Saved entries
┌──

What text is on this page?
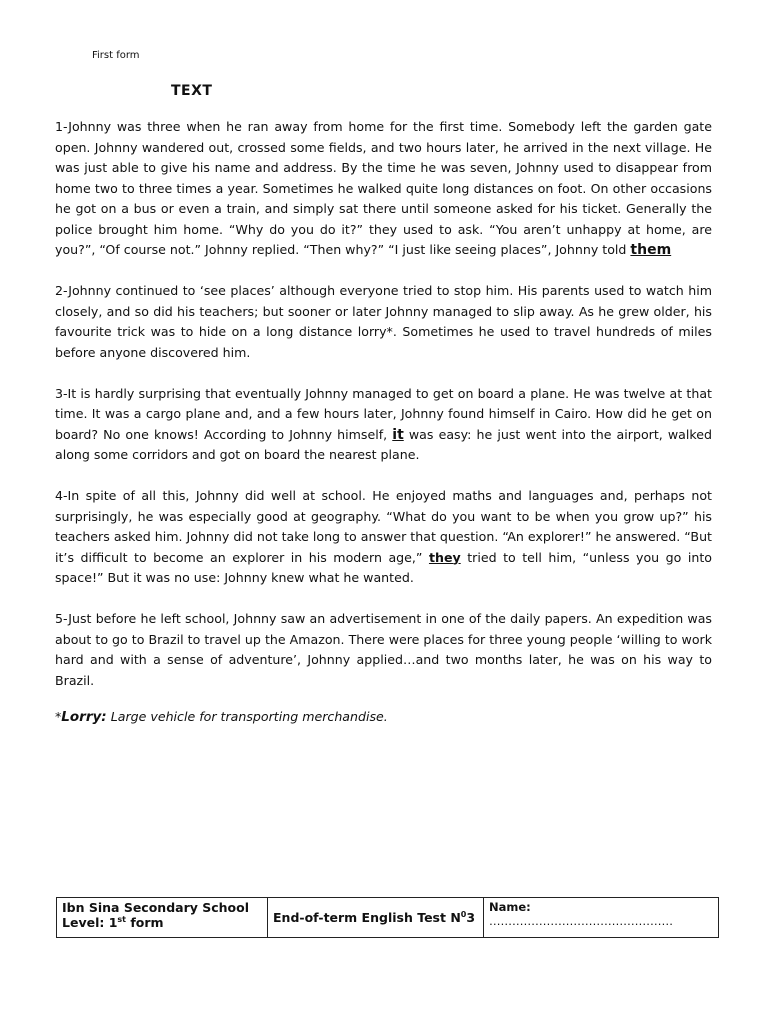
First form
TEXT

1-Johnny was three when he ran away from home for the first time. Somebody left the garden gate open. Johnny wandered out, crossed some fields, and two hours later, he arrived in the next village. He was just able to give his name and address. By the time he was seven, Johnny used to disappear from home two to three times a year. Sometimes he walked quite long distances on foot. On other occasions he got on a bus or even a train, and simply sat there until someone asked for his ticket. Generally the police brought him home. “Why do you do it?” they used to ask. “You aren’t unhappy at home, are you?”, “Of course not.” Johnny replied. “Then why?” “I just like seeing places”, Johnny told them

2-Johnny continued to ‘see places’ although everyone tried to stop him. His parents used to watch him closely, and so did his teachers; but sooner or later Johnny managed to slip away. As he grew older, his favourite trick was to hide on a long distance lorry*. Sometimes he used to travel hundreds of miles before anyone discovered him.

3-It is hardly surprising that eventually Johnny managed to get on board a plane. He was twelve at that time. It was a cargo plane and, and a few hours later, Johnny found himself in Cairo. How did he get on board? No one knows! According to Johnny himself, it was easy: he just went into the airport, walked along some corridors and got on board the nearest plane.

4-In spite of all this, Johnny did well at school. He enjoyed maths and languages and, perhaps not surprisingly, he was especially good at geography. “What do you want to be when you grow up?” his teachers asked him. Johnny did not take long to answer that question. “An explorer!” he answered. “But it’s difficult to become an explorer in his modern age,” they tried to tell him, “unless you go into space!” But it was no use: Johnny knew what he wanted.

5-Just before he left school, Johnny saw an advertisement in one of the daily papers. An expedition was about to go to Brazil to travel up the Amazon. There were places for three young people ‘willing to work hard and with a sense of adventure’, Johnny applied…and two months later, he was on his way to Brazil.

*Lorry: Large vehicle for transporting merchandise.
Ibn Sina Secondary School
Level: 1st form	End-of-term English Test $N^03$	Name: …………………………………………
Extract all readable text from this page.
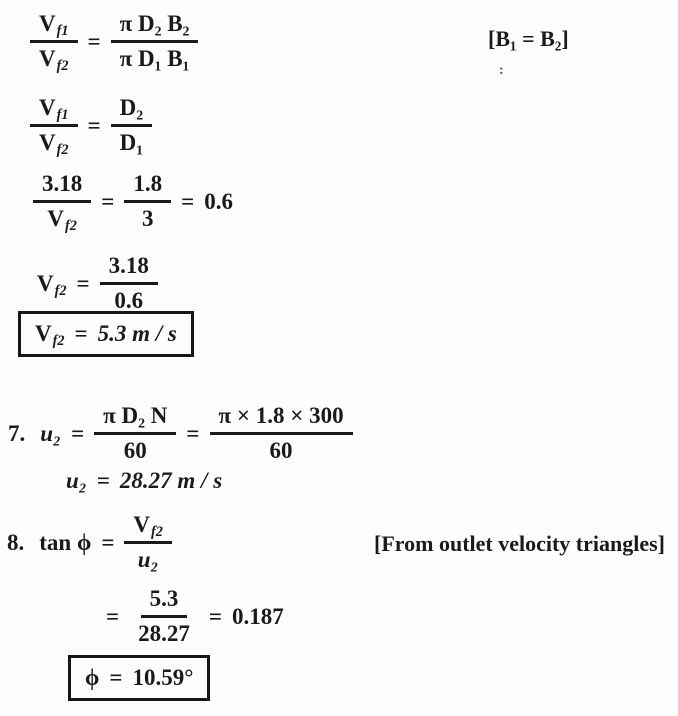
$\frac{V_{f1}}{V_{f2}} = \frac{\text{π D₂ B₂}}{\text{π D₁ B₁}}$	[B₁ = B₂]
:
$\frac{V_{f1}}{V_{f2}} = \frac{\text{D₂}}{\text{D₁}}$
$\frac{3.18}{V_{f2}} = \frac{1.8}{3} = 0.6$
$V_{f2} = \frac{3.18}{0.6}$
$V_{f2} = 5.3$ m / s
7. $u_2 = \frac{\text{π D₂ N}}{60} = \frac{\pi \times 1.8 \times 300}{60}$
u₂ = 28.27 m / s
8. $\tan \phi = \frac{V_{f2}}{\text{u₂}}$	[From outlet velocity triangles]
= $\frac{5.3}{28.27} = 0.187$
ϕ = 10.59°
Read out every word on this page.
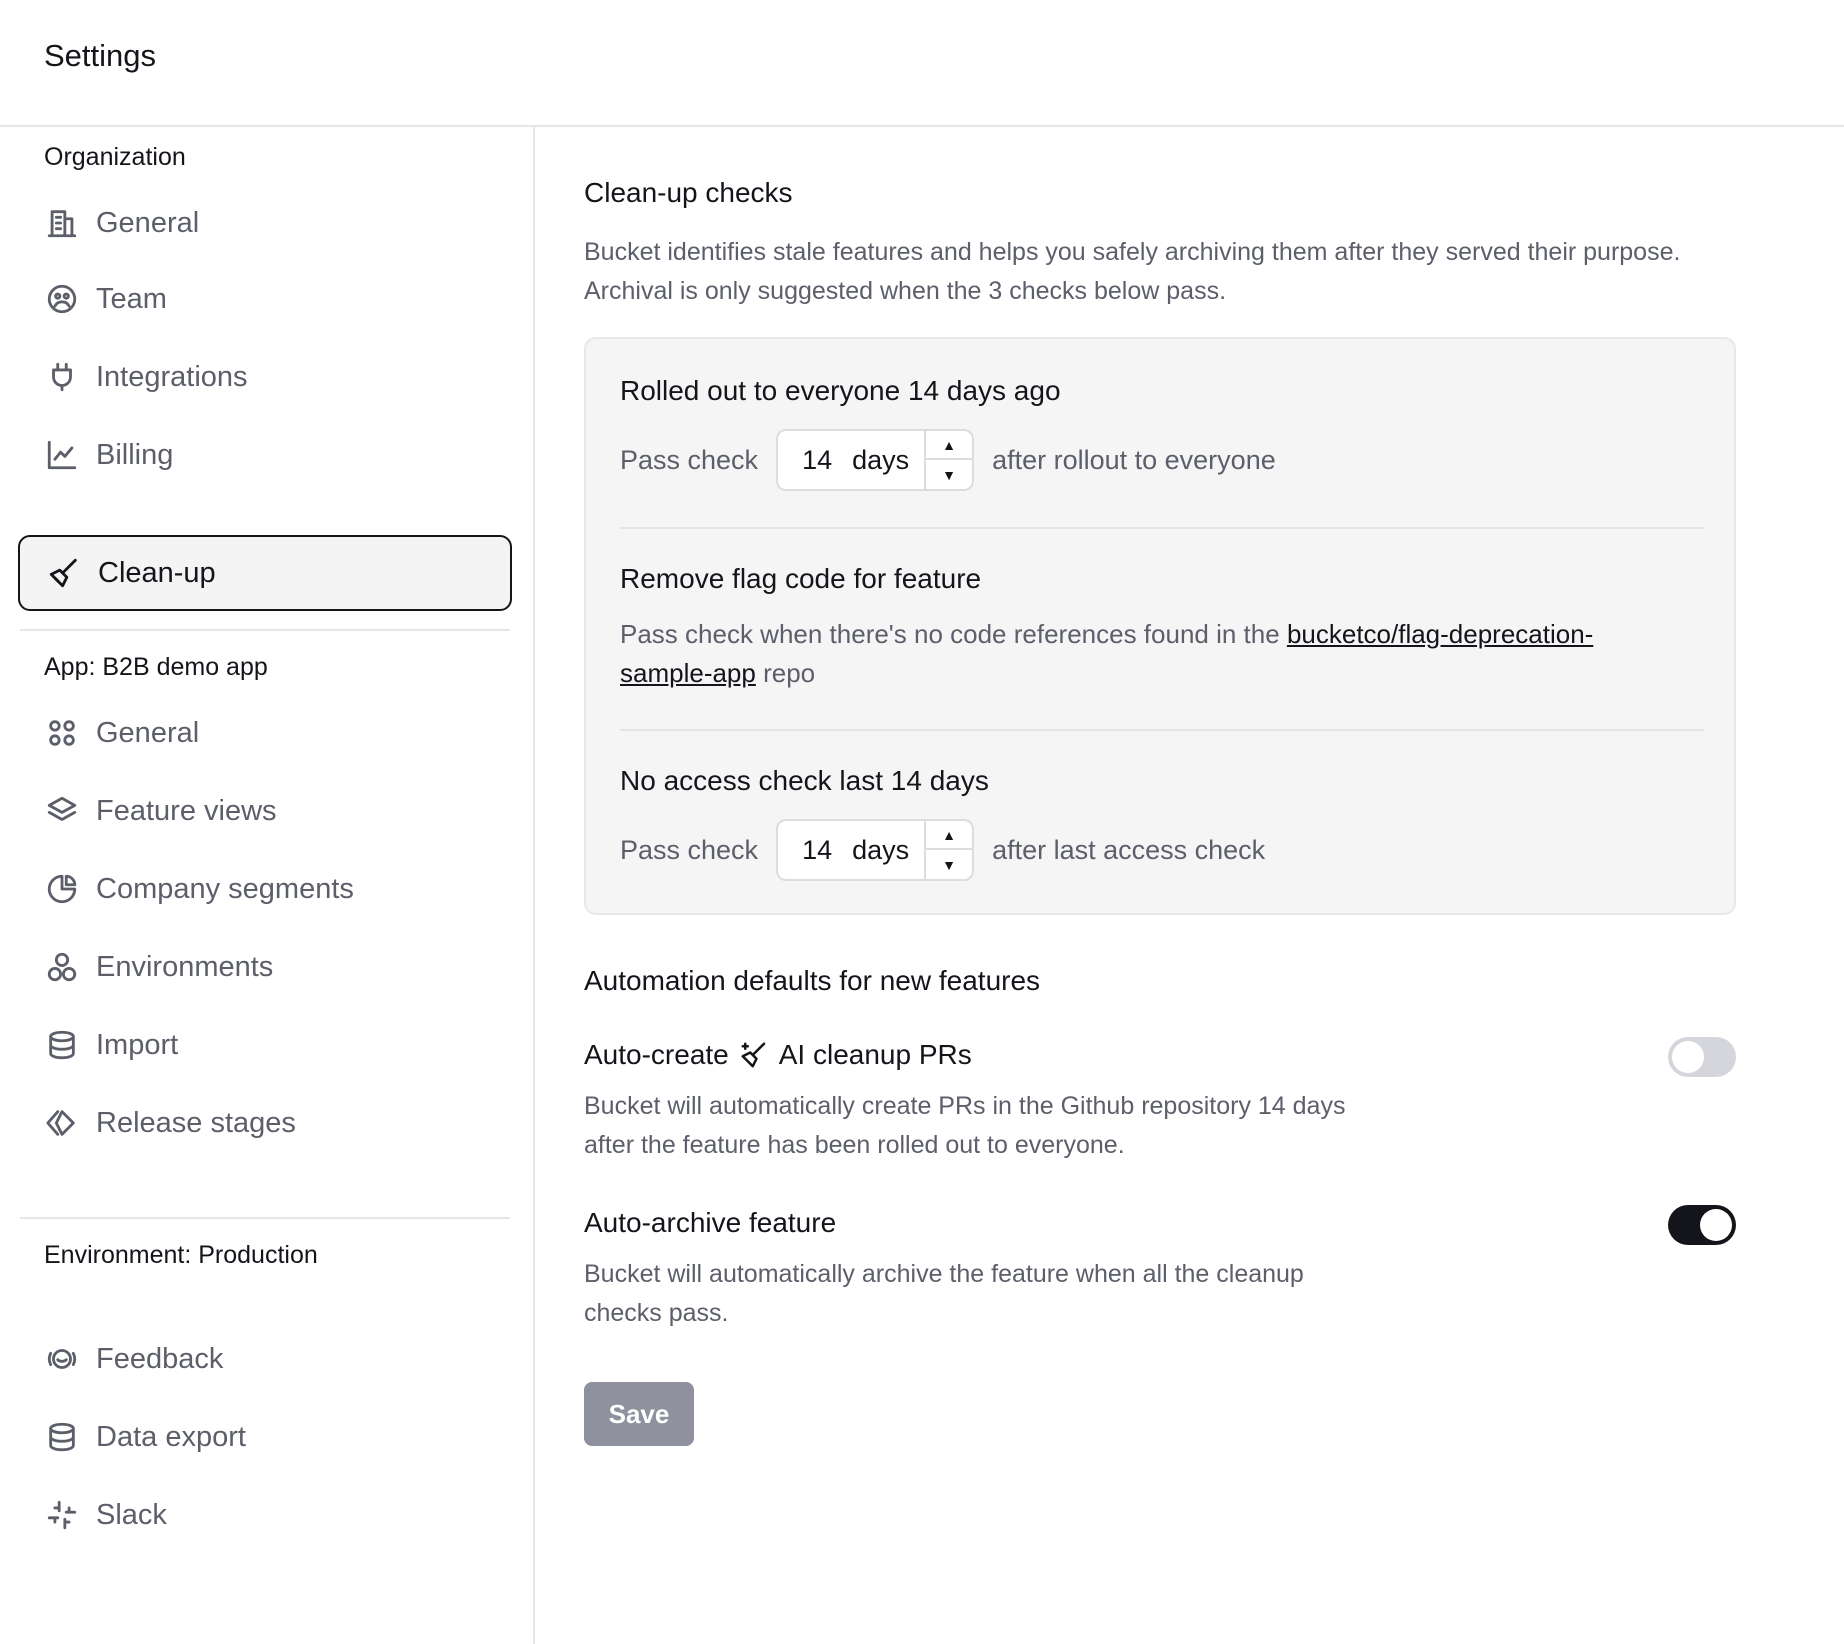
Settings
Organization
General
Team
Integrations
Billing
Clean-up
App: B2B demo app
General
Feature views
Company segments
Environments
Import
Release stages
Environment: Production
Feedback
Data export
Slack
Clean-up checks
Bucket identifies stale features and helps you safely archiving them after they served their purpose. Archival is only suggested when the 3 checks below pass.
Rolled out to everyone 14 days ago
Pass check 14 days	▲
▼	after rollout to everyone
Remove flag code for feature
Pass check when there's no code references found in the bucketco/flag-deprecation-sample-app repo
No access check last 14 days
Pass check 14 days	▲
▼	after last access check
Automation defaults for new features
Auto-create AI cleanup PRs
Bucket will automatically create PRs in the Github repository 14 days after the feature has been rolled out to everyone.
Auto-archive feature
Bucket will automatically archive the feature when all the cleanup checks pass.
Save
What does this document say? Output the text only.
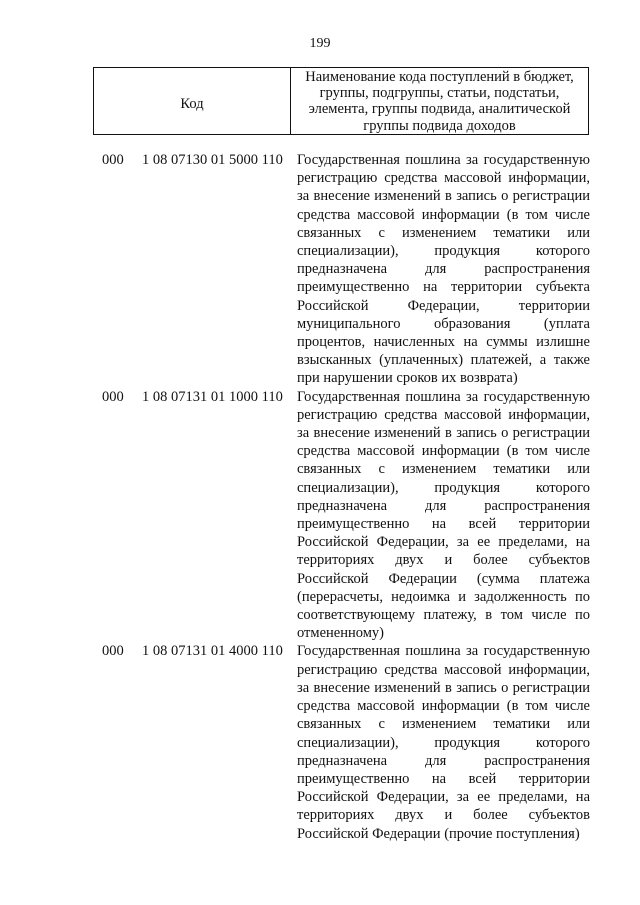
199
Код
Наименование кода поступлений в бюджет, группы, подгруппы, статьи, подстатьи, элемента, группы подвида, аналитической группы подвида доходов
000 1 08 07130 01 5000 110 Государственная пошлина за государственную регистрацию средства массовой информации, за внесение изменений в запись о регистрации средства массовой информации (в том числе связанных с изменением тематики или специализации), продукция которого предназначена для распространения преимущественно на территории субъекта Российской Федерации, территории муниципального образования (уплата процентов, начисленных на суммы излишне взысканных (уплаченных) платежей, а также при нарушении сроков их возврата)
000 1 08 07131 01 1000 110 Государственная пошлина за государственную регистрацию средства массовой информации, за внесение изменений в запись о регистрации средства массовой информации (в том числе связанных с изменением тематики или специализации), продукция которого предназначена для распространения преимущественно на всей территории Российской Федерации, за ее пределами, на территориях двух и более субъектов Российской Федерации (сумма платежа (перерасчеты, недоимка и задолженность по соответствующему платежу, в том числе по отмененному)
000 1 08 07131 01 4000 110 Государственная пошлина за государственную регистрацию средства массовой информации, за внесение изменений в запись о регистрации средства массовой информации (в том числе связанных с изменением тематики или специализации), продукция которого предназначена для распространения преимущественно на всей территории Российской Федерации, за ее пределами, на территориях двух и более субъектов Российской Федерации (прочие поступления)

└──

| What you should do |
Repeat each line of the records above exactly, but do not copy the pictures.

| Correct answer |
What text is on this page?
First form
TEXT

1-Johnny was three when he ran away from home for the first time. Somebody left the garden gate open. Johnny wandered out, crossed some fields, and two hours later, he arrived in the next village. He was just able to give his name and address. By the time he was seven, Johnny used to disappear from home two to three times a year. Sometimes he walked quite long distances on foot. On other occasions he got on a bus or even a train, and simply sat there until someone asked for his ticket. Generally the police brought him home. “Why do you do it?” they used to ask. “You aren’t unhappy at home, are you?”, “Of course not.” Johnny replied. “Then why?” “I just like seeing places”, Johnny told them

2-Johnny continued to ‘see places’ although everyone tried to stop him. His parents used to watch him closely, and so did his teachers; but sooner or later Johnny managed to slip away. As he grew older, his favourite trick was to hide on a long distance lorry*. Sometimes he used to travel hundreds of miles before anyone discovered him.

3-It is hardly surprising that eventually Johnny managed to get on board a plane. He was twelve at that time. It was a cargo plane and, and a few hours later, Johnny found himself in Cairo. How did he get on board? No one knows! According to Johnny himself, it was easy: he just went into the airport, walked along some corridors and got on board the nearest plane.

4-In spite of all this, Johnny did well at school. He enjoyed maths and languages and, perhaps not surprisingly, he was especially good at geography. “What do you want to be when you grow up?” his teachers asked him. Johnny did not take long to answer that question. “An explorer!” he answered. “But it’s difficult to become an explorer in his modern age,” they tried to tell him, “unless you go into space!” But it was no use: Johnny knew what he wanted.

5-Just before he left school, Johnny saw an advertisement in one of the daily papers. An expedition was about to go to Brazil to travel up the Amazon. There were places for three young people ‘willing to work hard and with a sense of adventure’, Johnny applied…and two months later, he was on his way to Brazil.

*Lorry: Large vehicle for transporting merchandise.
Ibn Sina Secondary School
Level: 1st form	End-of-term English Test $N^03$	Name: …………………………………………
Extract all readable text from this page.
$\frac{V_{f1}}{V_{f2}} = \frac{\text{π D₂ B₂}}{\text{π D₁ B₁}}$	[B₁ = B₂]
:
$\frac{V_{f1}}{V_{f2}} = \frac{\text{D₂}}{\text{D₁}}$
$\frac{3.18}{V_{f2}} = \frac{1.8}{3} = 0.6$
$V_{f2} = \frac{3.18}{0.6}$
$V_{f2} = 5.3$ m / s
7. $u_2 = \frac{\text{π D₂ N}}{60} = \frac{\pi \times 1.8 \times 300}{60}$
u₂ = 28.27 m / s
8. $\tan \phi = \frac{V_{f2}}{\text{u₂}}$	[From outlet velocity triangles]
= $\frac{5.3}{28.27} = 0.187$
ϕ = 10.59°
Read out every word on this page.
Settings
Organization
General
Team
Integrations
Billing
Clean-up
App: B2B demo app
General
Feature views
Company segments
Environments
Import
Release stages
Environment: Production
Feedback
Data export
Slack
Clean-up checks
Bucket identifies stale features and helps you safely archiving them after they served their purpose. Archival is only suggested when the 3 checks below pass.
Rolled out to everyone 14 days ago
Pass check 14 days	▲
▼	after rollout to everyone
Remove flag code for feature
Pass check when there's no code references found in the bucketco/flag-deprecation-sample-app repo
No access check last 14 days
Pass check 14 days	▲
▼	after last access check
Automation defaults for new features
Auto-create AI cleanup PRs
Bucket will automatically create PRs in the Github repository 14 days after the feature has been rolled out to everyone.
Auto-archive feature
Bucket will automatically archive the feature when all the cleanup checks pass.
Save
What does this document say? Output the text only.
199
Код
Наименование кода поступлений в бюджет, группы, подгруппы, статьи, подстатьи, элемента, группы подвида, аналитической группы подвида доходов
000 1 08 07130 01 5000 110 Государственная пошлина за государственную регистрацию средства массовой информации, за внесение изменений в запись о регистрации средства массовой информации (в том числе связанных с изменением тематики или специализации), продукция которого предназначена для распространения преимущественно на территории субъекта Российской Федерации, территории муниципального образования (уплата процентов, начисленных на суммы излишне взысканных (уплаченных) платежей, а также при нарушении сроков их возврата)
000 1 08 07131 01 1000 110 Государственная пошлина за государственную регистрацию средства массовой информации, за внесение изменений в запись о регистрации средства массовой информации (в том числе связанных с изменением тематики или специализации), продукция которого предназначена для распространения преимущественно на всей территории Российской Федерации, за ее пределами, на территориях двух и более субъектов Российской Федерации (сумма платежа (перерасчеты, недоимка и задолженность по соответствующему платежу, в том числе по отмененному)
000 1 08 07131 01 4000 110 Государственная пошлина за государственную регистрацию средства массовой информации, за внесение изменений в запись о регистрации средства массовой информации (в том числе связанных с изменением тематики или специализации), продукция которого предназначена для распространения преимущественно на всей территории Российской Федерации, за ее пределами, на территориях двух и более субъектов Российской Федерации (прочие поступления)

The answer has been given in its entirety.